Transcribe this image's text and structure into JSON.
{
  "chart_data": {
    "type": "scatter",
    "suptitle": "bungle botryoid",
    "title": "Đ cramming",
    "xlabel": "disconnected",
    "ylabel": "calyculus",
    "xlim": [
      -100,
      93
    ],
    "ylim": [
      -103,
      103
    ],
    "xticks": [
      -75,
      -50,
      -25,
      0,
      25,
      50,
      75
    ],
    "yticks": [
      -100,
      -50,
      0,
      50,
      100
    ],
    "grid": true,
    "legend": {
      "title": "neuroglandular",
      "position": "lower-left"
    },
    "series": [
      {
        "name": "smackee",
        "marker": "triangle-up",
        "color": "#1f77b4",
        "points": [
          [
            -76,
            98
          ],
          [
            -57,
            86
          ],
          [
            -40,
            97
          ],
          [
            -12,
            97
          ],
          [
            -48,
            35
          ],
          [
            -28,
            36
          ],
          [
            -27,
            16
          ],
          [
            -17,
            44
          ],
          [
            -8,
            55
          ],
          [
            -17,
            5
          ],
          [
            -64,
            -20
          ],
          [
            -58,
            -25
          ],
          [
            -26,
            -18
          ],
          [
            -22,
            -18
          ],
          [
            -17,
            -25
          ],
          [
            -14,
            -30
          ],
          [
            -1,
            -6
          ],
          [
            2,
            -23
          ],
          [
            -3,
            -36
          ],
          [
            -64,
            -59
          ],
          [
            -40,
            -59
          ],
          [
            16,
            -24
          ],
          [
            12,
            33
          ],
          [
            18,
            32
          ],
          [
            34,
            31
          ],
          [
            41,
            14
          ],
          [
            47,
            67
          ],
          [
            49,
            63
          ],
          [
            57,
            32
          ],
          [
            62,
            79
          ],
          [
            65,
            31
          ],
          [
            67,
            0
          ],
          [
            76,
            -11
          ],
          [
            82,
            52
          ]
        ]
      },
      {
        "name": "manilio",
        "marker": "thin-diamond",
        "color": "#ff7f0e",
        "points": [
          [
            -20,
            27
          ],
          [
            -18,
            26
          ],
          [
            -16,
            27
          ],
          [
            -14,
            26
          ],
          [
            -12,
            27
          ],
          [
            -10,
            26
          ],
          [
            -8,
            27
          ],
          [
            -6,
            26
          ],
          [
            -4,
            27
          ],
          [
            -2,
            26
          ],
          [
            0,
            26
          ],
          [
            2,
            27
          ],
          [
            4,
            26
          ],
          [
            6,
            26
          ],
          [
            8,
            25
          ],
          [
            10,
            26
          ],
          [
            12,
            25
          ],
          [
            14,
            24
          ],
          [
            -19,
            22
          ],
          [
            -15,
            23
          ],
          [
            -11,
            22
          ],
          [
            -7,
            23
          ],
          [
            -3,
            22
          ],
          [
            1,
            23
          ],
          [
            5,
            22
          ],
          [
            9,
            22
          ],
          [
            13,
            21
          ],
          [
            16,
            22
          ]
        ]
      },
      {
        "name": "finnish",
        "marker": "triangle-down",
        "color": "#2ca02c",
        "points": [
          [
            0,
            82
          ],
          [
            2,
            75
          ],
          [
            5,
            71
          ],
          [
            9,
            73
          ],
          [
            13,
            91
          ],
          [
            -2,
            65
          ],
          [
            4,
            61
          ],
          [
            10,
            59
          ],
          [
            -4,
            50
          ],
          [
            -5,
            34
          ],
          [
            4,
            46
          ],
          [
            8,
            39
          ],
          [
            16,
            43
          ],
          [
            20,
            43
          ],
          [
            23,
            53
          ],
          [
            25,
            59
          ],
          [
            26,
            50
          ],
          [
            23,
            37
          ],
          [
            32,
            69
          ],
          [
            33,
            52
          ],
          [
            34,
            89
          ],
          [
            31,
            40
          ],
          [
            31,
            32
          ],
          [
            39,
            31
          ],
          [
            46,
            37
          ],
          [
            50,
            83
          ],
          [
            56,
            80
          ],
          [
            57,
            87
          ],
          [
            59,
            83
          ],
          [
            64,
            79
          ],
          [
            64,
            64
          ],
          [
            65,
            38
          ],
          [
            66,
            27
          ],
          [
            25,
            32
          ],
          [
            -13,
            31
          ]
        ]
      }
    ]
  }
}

━━━

## PROBLEM TO SOLVE
Transcribe the whole listing with nothing added or left out.

## SOLUTION
Transcribe this image's text and structure into JSON.
{
  "chart_data": {
    "type": "scatter",
    "suptitle": "bungle botryoid",
    "title": "Đ cramming",
    "xlabel": "disconnected",
    "ylabel": "calyculus",
    "xlim": [
      -100,
      93
    ],
    "ylim": [
      -103,
      103
    ],
    "xticks": [
      -75,
      -50,
      -25,
      0,
      25,
      50,
      75
    ],
    "yticks": [
      -100,
      -50,
      0,
      50,
      100
    ],
    "grid": true,
    "legend": {
      "title": "neuroglandular",
      "position": "lower-left"
    },
    "series": [
      {
        "name": "smackee",
        "marker": "triangle-up",
        "color": "#1f77b4",
        "points": [
          [
            -76,
            98
          ],
          [
            -57,
            86
          ],
          [
            -40,
            97
          ],
          [
            -12,
            97
          ],
          [
            -48,
            35
          ],
          [
            -28,
            36
          ],
          [
            -27,
            16
          ],
          [
            -17,
            44
          ],
          [
            -8,
            55
          ],
          [
            -17,
            5
          ],
          [
            -64,
            -20
          ],
          [
            -58,
            -25
          ],
          [
            -26,
            -18
          ],
          [
            -22,
            -18
          ],
          [
            -17,
            -25
          ],
          [
            -14,
            -30
          ],
          [
            -1,
            -6
          ],
          [
            2,
            -23
          ],
          [
            -3,
            -36
          ],
          [
            -64,
            -59
          ],
          [
            -40,
            -59
          ],
          [
            16,
            -24
          ],
          [
            12,
            33
          ],
          [
            18,
            32
          ],
          [
            34,
            31
          ],
          [
            41,
            14
          ],
          [
            47,
            67
          ],
          [
            49,
            63
          ],
          [
            57,
            32
          ],
          [
            62,
            79
          ],
          [
            65,
            31
          ],
          [
            67,
            0
          ],
          [
            76,
            -11
          ],
          [
            82,
            52
          ]
        ]
      },
      {
        "name": "manilio",
        "marker": "thin-diamond",
        "color": "#ff7f0e",
        "points": [
          [
            -20,
            27
          ],
          [
            -18,
            26
          ],
          [
            -16,
            27
          ],
          [
            -14,
            26
          ],
          [
            -12,
            27
          ],
          [
            -10,
            26
          ],
          [
            -8,
            27
          ],
          [
            -6,
            26
          ],
          [
            -4,
            27
          ],
          [
            -2,
            26
          ],
          [
            0,
            26
          ],
          [
            2,
            27
          ],
          [
            4,
            26
          ],
          [
            6,
            26
          ],
          [
            8,
            25
          ],
          [
            10,
            26
          ],
          [
            12,
            25
          ],
          [
            14,
            24
          ],
          [
            -19,
            22
          ],
          [
            -15,
            23
          ],
          [
            -11,
            22
          ],
          [
            -7,
            23
          ],
          [
            -3,
            22
          ],
          [
            1,
            23
          ],
          [
            5,
            22
          ],
          [
            9,
            22
          ],
          [
            13,
            21
          ],
          [
            16,
            22
          ]
        ]
      },
      {
        "name": "finnish",
        "marker": "triangle-down",
        "color": "#2ca02c",
        "points": [
          [
            0,
            82
          ],
          [
            2,
            75
          ],
          [
            5,
            71
          ],
          [
            9,
            73
          ],
          [
            13,
            91
          ],
          [
            -2,
            65
          ],
          [
            4,
            61
          ],
          [
            10,
            59
          ],
          [
            -4,
            50
          ],
          [
            -5,
            34
          ],
          [
            4,
            46
          ],
          [
            8,
            39
          ],
          [
            16,
            43
          ],
          [
            20,
            43
          ],
          [
            23,
            53
          ],
          [
            25,
            59
          ],
          [
            26,
            50
          ],
          [
            23,
            37
          ],
          [
            32,
            69
          ],
          [
            33,
            52
          ],
          [
            34,
            89
          ],
          [
            31,
            40
          ],
          [
            31,
            32
          ],
          [
            39,
            31
          ],
          [
            46,
            37
          ],
          [
            50,
            83
          ],
          [
            56,
            80
          ],
          [
            57,
            87
          ],
          [
            59,
            83
          ],
          [
            64,
            79
          ],
          [
            64,
            64
          ],
          [
            65,
            38
          ],
          [
            66,
            27
          ],
          [
            25,
            32
          ],
          [
            -13,
            31
          ]
        ]
      }
    ]
  }
}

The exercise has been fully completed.